## Begin Recorded data

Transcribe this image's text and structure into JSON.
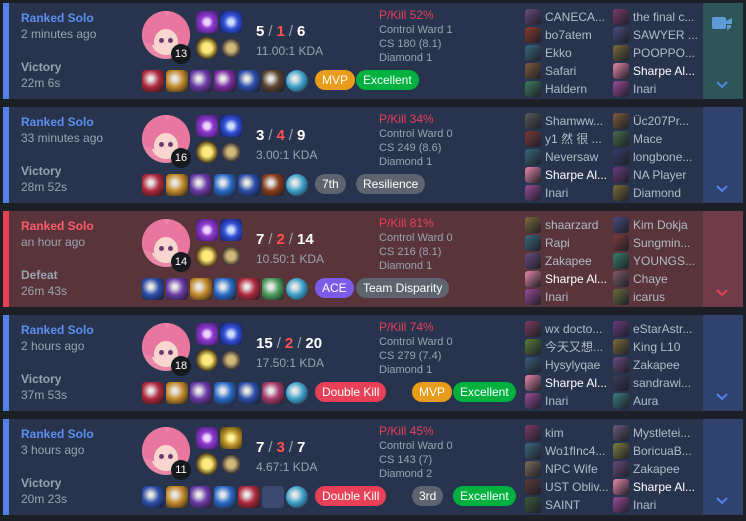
{
  "matches": [
    {
      "mode": "Ranked Solo",
      "ago": "2 minutes ago",
      "result": "Victory",
      "duration": "22m 6s",
      "outcome": "victory",
      "level": "13",
      "kda": {
        "k": "5",
        "d": "1",
        "a": "6",
        "ratio": "11.00:1 KDA"
      },
      "stats": {
        "pkill": "P/Kill 52%",
        "ward": "Control Ward 1",
        "cs": "CS 180 (8.1)",
        "rank": "Diamond 1"
      },
      "badges": [
        {
          "label": "MVP",
          "color": "#e89c1a"
        },
        {
          "label": "Excellent",
          "color": "#00b140"
        }
      ],
      "items": [
        "#b12a3c",
        "#c48a2a",
        "#6a3aa8",
        "#7b2ca0",
        "#2b4da8",
        "#5a4330",
        "#3aa0c8"
      ],
      "team1": [
        {
          "name": "CANECA...",
          "color": "#6b4b7e"
        },
        {
          "name": "bo7atem",
          "color": "#8a3b2b"
        },
        {
          "name": "Ekko",
          "color": "#3b6b7e"
        },
        {
          "name": "Safari",
          "color": "#7e5b3b"
        },
        {
          "name": "Haldern",
          "color": "#3b7e5b"
        }
      ],
      "team2": [
        {
          "name": "the final c...",
          "color": "#7e3b6b"
        },
        {
          "name": "SAWYER ...",
          "color": "#4b4b7e"
        },
        {
          "name": "POOPPO...",
          "color": "#7e6b3b"
        },
        {
          "name": "Sharpe Al...",
          "color": "#e887a9"
        },
        {
          "name": "Inari",
          "color": "#9a4b9a"
        }
      ],
      "me_team": 2,
      "me_index": 3,
      "video": true
    },
    {
      "mode": "Ranked Solo",
      "ago": "33 minutes ago",
      "result": "Victory",
      "duration": "28m 52s",
      "outcome": "victory",
      "level": "16",
      "kda": {
        "k": "3",
        "d": "4",
        "a": "9",
        "ratio": "3.00:1 KDA"
      },
      "stats": {
        "pkill": "P/Kill 34%",
        "ward": "Control Ward 0",
        "cs": "CS 249 (8.6)",
        "rank": "Diamond 1"
      },
      "badges": [
        {
          "label": "7th",
          "color": "#5d6470"
        },
        {
          "label": "Resilience",
          "color": "#5d6470"
        }
      ],
      "items": [
        "#b12a3c",
        "#c48a2a",
        "#6a3aa8",
        "#2b6ac8",
        "#2b4da8",
        "#8a3c1c",
        "#3aa0c8"
      ],
      "team1": [
        {
          "name": "Shamww...",
          "color": "#5b5b5b"
        },
        {
          "name": "y1 然 很 ...",
          "color": "#7e3b3b"
        },
        {
          "name": "Neversaw",
          "color": "#3b6b7e"
        },
        {
          "name": "Sharpe Al...",
          "color": "#e887a9"
        },
        {
          "name": "Inari",
          "color": "#9a4b9a"
        }
      ],
      "team2": [
        {
          "name": "Üc207Pr...",
          "color": "#7e5b3b"
        },
        {
          "name": "Mace",
          "color": "#4b6b4b"
        },
        {
          "name": "longbone...",
          "color": "#3b3b6b"
        },
        {
          "name": "NA Player",
          "color": "#6b3b7e"
        },
        {
          "name": "Diamond",
          "color": "#7e6b3b"
        }
      ],
      "me_team": 1,
      "me_index": 3,
      "video": false
    },
    {
      "mode": "Ranked Solo",
      "ago": "an hour ago",
      "result": "Defeat",
      "duration": "26m 43s",
      "outcome": "defeat",
      "level": "14",
      "kda": {
        "k": "7",
        "d": "2",
        "a": "14",
        "ratio": "10.50:1 KDA"
      },
      "stats": {
        "pkill": "P/Kill 81%",
        "ward": "Control Ward 0",
        "cs": "CS 216 (8.1)",
        "rank": "Diamond 1"
      },
      "badges": [
        {
          "label": "ACE",
          "color": "#7b5be8"
        },
        {
          "label": "Team Disparity",
          "color": "#5d6470"
        }
      ],
      "items": [
        "#2b4da8",
        "#6a3aa8",
        "#c48a2a",
        "#2b6ac8",
        "#b12a3c",
        "#4a9a5a",
        "#3aa0c8"
      ],
      "team1": [
        {
          "name": "shaarzard",
          "color": "#7e6b3b"
        },
        {
          "name": "Rapi",
          "color": "#3b6b7e"
        },
        {
          "name": "Zakapee",
          "color": "#6b4b7e"
        },
        {
          "name": "Sharpe Al...",
          "color": "#e887a9"
        },
        {
          "name": "Inari",
          "color": "#9a4b9a"
        }
      ],
      "team2": [
        {
          "name": "Kim Dokja",
          "color": "#4b4b7e"
        },
        {
          "name": "Sungmin...",
          "color": "#7e3b3b"
        },
        {
          "name": "YOUNGS...",
          "color": "#3b7e6b"
        },
        {
          "name": "Chaye",
          "color": "#7e5b6b"
        },
        {
          "name": "icarus",
          "color": "#6b6b3b"
        }
      ],
      "me_team": 1,
      "me_index": 3,
      "video": false
    },
    {
      "mode": "Ranked Solo",
      "ago": "2 hours ago",
      "result": "Victory",
      "duration": "37m 53s",
      "outcome": "victory",
      "level": "18",
      "kda": {
        "k": "15",
        "d": "2",
        "a": "20",
        "ratio": "17.50:1 KDA"
      },
      "stats": {
        "pkill": "P/Kill 74%",
        "ward": "Control Ward 0",
        "cs": "CS 279 (7.4)",
        "rank": "Diamond 1"
      },
      "badges": [
        {
          "label": "Double Kill",
          "color": "#e84057"
        },
        {
          "label": "MVP",
          "color": "#e89c1a"
        },
        {
          "label": "Excellent",
          "color": "#00b140"
        }
      ],
      "items": [
        "#b12a3c",
        "#c48a2a",
        "#6a3aa8",
        "#2b6ac8",
        "#2b4da8",
        "#a83a6a",
        "#3aa0c8"
      ],
      "team1": [
        {
          "name": "wx docto...",
          "color": "#7e3b5b"
        },
        {
          "name": "今天又想...",
          "color": "#5b7e3b"
        },
        {
          "name": "Hysylyqae",
          "color": "#3b5b7e"
        },
        {
          "name": "Sharpe Al...",
          "color": "#e887a9"
        },
        {
          "name": "Inari",
          "color": "#9a4b9a"
        }
      ],
      "team2": [
        {
          "name": "eStarAstr...",
          "color": "#6b3b7e"
        },
        {
          "name": "King L10",
          "color": "#7e6b3b"
        },
        {
          "name": "Zakapee",
          "color": "#6b4b7e"
        },
        {
          "name": "sandrawi...",
          "color": "#3b3b5b"
        },
        {
          "name": "Aura",
          "color": "#3b7e7e"
        }
      ],
      "me_team": 1,
      "me_index": 3,
      "video": false
    },
    {
      "mode": "Ranked Solo",
      "ago": "3 hours ago",
      "result": "Victory",
      "duration": "20m 23s",
      "outcome": "victory",
      "level": "11",
      "kda": {
        "k": "7",
        "d": "3",
        "a": "7",
        "ratio": "4.67:1 KDA"
      },
      "stats": {
        "pkill": "P/Kill 45%",
        "ward": "Control Ward 0",
        "cs": "CS 143 (7)",
        "rank": "Diamond 2"
      },
      "badges": [
        {
          "label": "Double Kill",
          "color": "#e84057"
        },
        {
          "label": "3rd",
          "color": "#5d6470"
        },
        {
          "label": "Excellent",
          "color": "#00b140"
        }
      ],
      "items": [
        "#2b4da8",
        "#c48a2a",
        "#6a3aa8",
        "#2b6ac8",
        "#b12a3c",
        "",
        "#3aa0c8"
      ],
      "team1": [
        {
          "name": "kim",
          "color": "#7e3b6b"
        },
        {
          "name": "Wo1fInc4...",
          "color": "#3b6b7e"
        },
        {
          "name": "NPC Wife",
          "color": "#7e6b5b"
        },
        {
          "name": "UST Obliv...",
          "color": "#5b3b3b"
        },
        {
          "name": "SAINT",
          "color": "#3b5b3b"
        }
      ],
      "team2": [
        {
          "name": "Mystletei...",
          "color": "#6b5b7e"
        },
        {
          "name": "BoricuaB...",
          "color": "#7e7e3b"
        },
        {
          "name": "Zakapee",
          "color": "#6b4b7e"
        },
        {
          "name": "Sharpe Al...",
          "color": "#e887a9"
        },
        {
          "name": "Inari",
          "color": "#9a4b9a"
        }
      ],
      "me_team": 2,
      "me_index": 3,
      "video": false
    }
  ]
}
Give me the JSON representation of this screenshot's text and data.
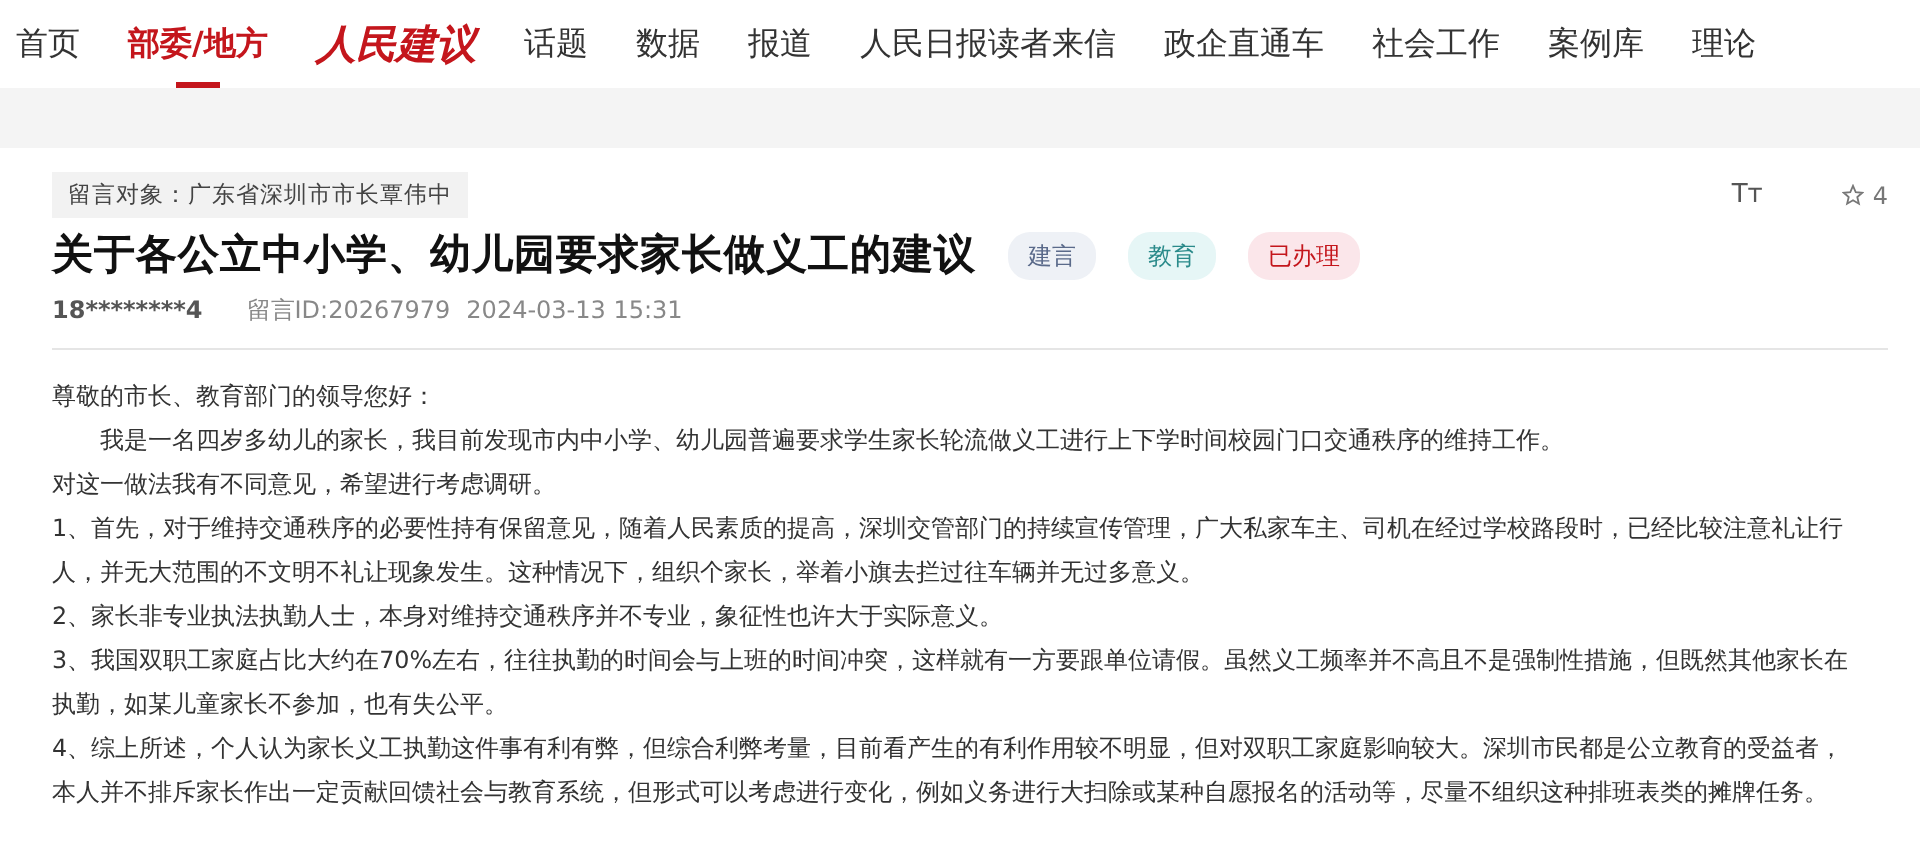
{
  "nav": [
    {
      "label": "首页",
      "kind": "link",
      "selected": false
    },
    {
      "label": "部委/地方",
      "kind": "link",
      "selected": true
    },
    {
      "label": "人民建议",
      "kind": "logo",
      "selected": false
    },
    {
      "label": "话题",
      "kind": "link",
      "selected": false
    },
    {
      "label": "数据",
      "kind": "link",
      "selected": false
    },
    {
      "label": "报道",
      "kind": "link",
      "selected": false
    },
    {
      "label": "人民日报读者来信",
      "kind": "link",
      "selected": false
    },
    {
      "label": "政企直通车",
      "kind": "link",
      "selected": false
    },
    {
      "label": "社会工作",
      "kind": "link",
      "selected": false
    },
    {
      "label": "案例库",
      "kind": "link",
      "selected": false
    },
    {
      "label": "理论",
      "kind": "link",
      "selected": false
    }
  ],
  "message": {
    "recipient": "留言对象：广东省深圳市市长覃伟中",
    "font_size_icon": "Tт",
    "star_count": "4",
    "title": "关于各公立中小学、幼儿园要求家长做义工的建议",
    "tags": [
      {
        "label": "建言",
        "color": "#eef1f6"
      },
      {
        "label": "教育",
        "color": "#e6f6f6"
      },
      {
        "label": "已办理",
        "color": "#fbe6ea"
      }
    ],
    "author": "18********4",
    "message_id": "留言ID:20267979",
    "datetime": "2024-03-13 15:31",
    "paragraphs": [
      "尊敬的市长、教育部门的领导您好：",
      "　　我是一名四岁多幼儿的家长，我目前发现市内中小学、幼儿园普遍要求学生家长轮流做义工进行上下学时间校园门口交通秩序的维持工作。",
      "对这一做法我有不同意见，希望进行考虑调研。",
      "1、首先，对于维持交通秩序的必要性持有保留意见，随着人民素质的提高，深圳交管部门的持续宣传管理，广大私家车主、司机在经过学校路段时，已经比较注意礼让行人，并无大范围的不文明不礼让现象发生。这种情况下，组织个家长，举着小旗去拦过往车辆并无过多意义。",
      "2、家长非专业执法执勤人士，本身对维持交通秩序并不专业，象征性也许大于实际意义。",
      "3、我国双职工家庭占比大约在70%左右，往往执勤的时间会与上班的时间冲突，这样就有一方要跟单位请假。虽然义工频率并不高且不是强制性措施，但既然其他家长在执勤，如某儿童家长不参加，也有失公平。",
      "4、综上所述，个人认为家长义工执勤这件事有利有弊，但综合利弊考量，目前看产生的有利作用较不明显，但对双职工家庭影响较大。深圳市民都是公立教育的受益者，本人并不排斥家长作出一定贡献回馈社会与教育系统，但形式可以考虑进行变化，例如义务进行大扫除或某种自愿报名的活动等，尽量不组织这种排班表类的摊牌任务。"
    ]
  }
}
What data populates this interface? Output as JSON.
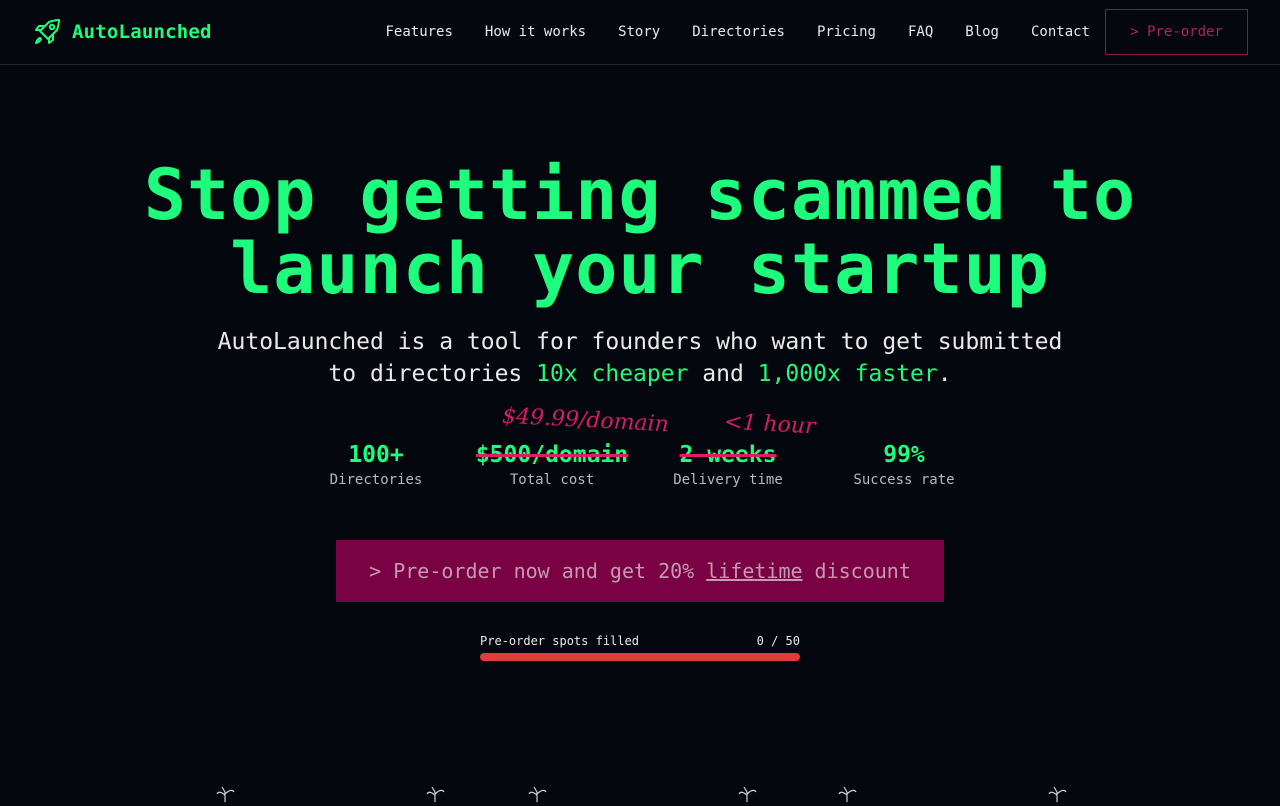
{
  "brand": {
    "name": "AutoLaunched",
    "icon": "rocket-icon"
  },
  "nav": {
    "links": [
      "Features",
      "How it works",
      "Story",
      "Directories",
      "Pricing",
      "FAQ",
      "Blog",
      "Contact"
    ],
    "preorder_label": "> Pre-order"
  },
  "hero": {
    "title_line1": "Stop getting scammed to",
    "title_line2": "launch your startup",
    "sub_part1": "AutoLaunched is a tool for founders who want to get submitted",
    "sub_part2": "to directories ",
    "sub_accent1": "10x cheaper",
    "sub_part3": " and ",
    "sub_accent2": "1,000x faster",
    "sub_part4": "."
  },
  "stats": [
    {
      "value": "100+",
      "label": "Directories"
    },
    {
      "value": "$500/domain",
      "label": "Total cost",
      "note": "$49.99/domain"
    },
    {
      "value": "2 weeks",
      "label": "Delivery time",
      "note": "<1 hour"
    },
    {
      "value": "99%",
      "label": "Success rate"
    }
  ],
  "cta": {
    "prefix": "> Pre-order now and get 20%",
    "underlined": "lifetime",
    "suffix": "discount"
  },
  "progress": {
    "label": "Pre-order spots filled",
    "count": "0 / 50",
    "filled": 0,
    "total": 50
  },
  "colors": {
    "accent": "#1dfc7d",
    "cta_bg": "#7a0144",
    "strike": "#e01a66",
    "progress_track": "#e03c3c",
    "background": "#05070f"
  }
}
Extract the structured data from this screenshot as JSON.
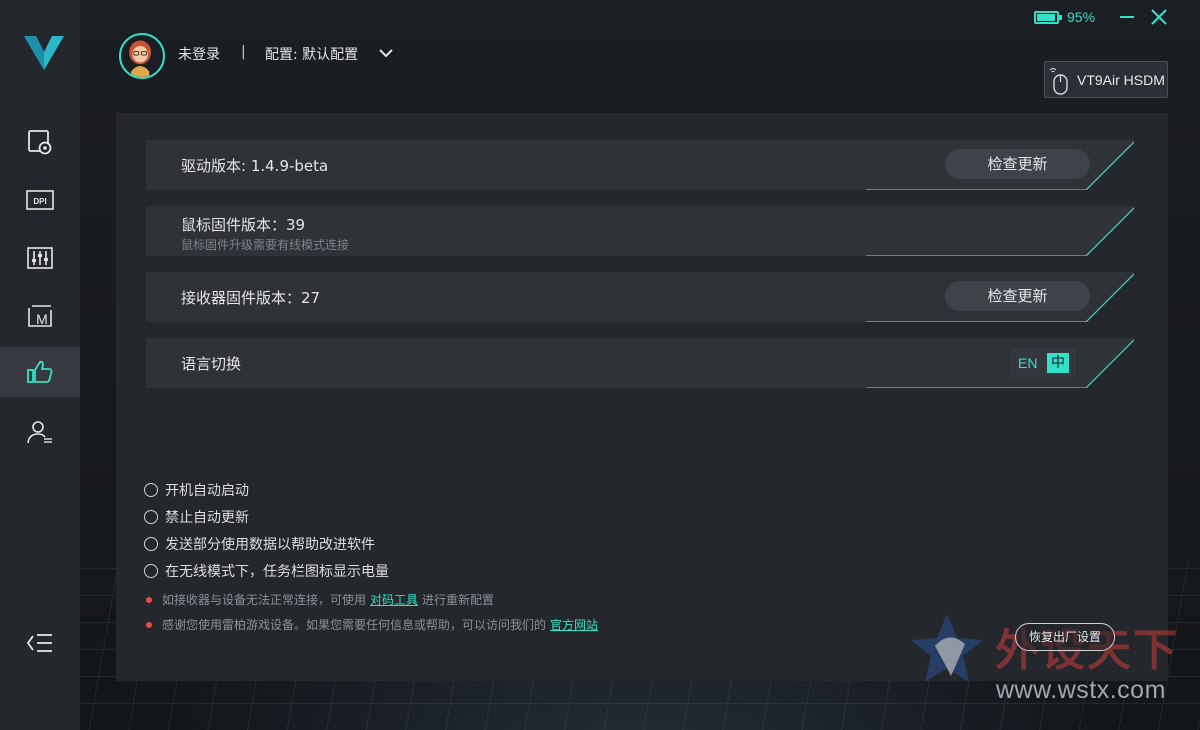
{
  "colors": {
    "accent": "#35e0c8",
    "sidebar_bg": "#24272c",
    "panel_bg": "#24272c",
    "warning_dot": "#e84d4d"
  },
  "topbar": {
    "battery_level": 0.95,
    "battery_text": "95%",
    "minimize_icon": "minimize-icon",
    "close_icon": "close-icon"
  },
  "sidebar": {
    "logo": "brand-logo-v",
    "items": [
      {
        "icon": "screen-settings-icon",
        "active": false
      },
      {
        "icon": "dpi-icon",
        "active": false
      },
      {
        "icon": "sliders-icon",
        "active": false
      },
      {
        "icon": "macro-icon",
        "active": false
      },
      {
        "icon": "thumbs-up-icon",
        "active": true
      },
      {
        "icon": "user-profile-icon",
        "active": false
      }
    ],
    "collapse_icon": "collapse-menu-icon"
  },
  "header": {
    "login_status": "未登录",
    "separator": "|",
    "config_label": "配置: 默认配置",
    "device_name": "VT9Air HSDM"
  },
  "rows": {
    "driver": {
      "title": "驱动版本: 1.4.9-beta",
      "button": "检查更新"
    },
    "mouse_fw": {
      "title": "鼠标固件版本：39",
      "sub": "鼠标固件升级需要有线模式连接"
    },
    "receiver_fw": {
      "title": "接收器固件版本：27",
      "button": "检查更新"
    },
    "language": {
      "title": "语言切换",
      "en": "EN",
      "zh": "中",
      "selected": "zh"
    }
  },
  "options": [
    {
      "label": "开机自动启动",
      "checked": false
    },
    {
      "label": "禁止自动更新",
      "checked": false
    },
    {
      "label": "发送部分使用数据以帮助改进软件",
      "checked": false
    },
    {
      "label": "在无线模式下，任务栏图标显示电量",
      "checked": false
    }
  ],
  "notes": {
    "pair": {
      "before": "如接收器与设备无法正常连接，可使用",
      "link": "对码工具",
      "after": "进行重新配置"
    },
    "thanks": {
      "before": "感谢您使用雷柏游戏设备。如果您需要任何信息或帮助，可以访问我们的",
      "link": "官方网站"
    }
  },
  "reset_button": "恢复出厂设置",
  "watermark": {
    "text": "外设天下",
    "url": "www.wstx.com"
  }
}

## End Recorded data

Exercise task ▸ Pick out and copy every line that contains the word "JSON".

Reply to the exercise ▸
Transcribe this image's text and structure into JSON.
Give me the JSON representation of this screenshot's text and data.
What data populates this interface? Output as JSON.
Extract the structured data from this screenshot as JSON.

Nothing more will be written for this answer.